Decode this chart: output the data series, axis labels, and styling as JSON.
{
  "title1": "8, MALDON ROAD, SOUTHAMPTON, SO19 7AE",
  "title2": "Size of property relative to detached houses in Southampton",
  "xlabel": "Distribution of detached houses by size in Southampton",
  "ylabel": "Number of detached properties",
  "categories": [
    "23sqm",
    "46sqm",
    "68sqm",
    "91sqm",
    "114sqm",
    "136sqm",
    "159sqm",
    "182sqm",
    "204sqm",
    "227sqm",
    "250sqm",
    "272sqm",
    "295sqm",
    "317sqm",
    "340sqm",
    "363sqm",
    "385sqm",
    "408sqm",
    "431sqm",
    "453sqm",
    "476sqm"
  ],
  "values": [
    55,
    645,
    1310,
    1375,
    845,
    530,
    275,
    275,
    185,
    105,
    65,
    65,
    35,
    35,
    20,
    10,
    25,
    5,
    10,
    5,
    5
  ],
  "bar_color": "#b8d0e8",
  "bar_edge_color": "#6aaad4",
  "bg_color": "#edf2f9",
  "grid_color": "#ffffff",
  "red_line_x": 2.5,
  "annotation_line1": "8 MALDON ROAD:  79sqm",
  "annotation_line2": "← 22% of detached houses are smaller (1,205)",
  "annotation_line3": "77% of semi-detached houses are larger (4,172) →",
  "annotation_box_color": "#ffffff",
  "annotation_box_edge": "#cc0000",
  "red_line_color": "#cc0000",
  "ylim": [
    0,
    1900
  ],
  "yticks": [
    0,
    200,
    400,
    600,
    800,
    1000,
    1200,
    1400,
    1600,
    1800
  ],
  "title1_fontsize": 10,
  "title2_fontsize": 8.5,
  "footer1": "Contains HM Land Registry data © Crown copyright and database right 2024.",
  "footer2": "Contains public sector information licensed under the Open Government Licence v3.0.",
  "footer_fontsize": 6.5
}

────────

Exercise ::
State, as a number only, how many lines in the entries include "Contains".

Answer for this exercise ::
2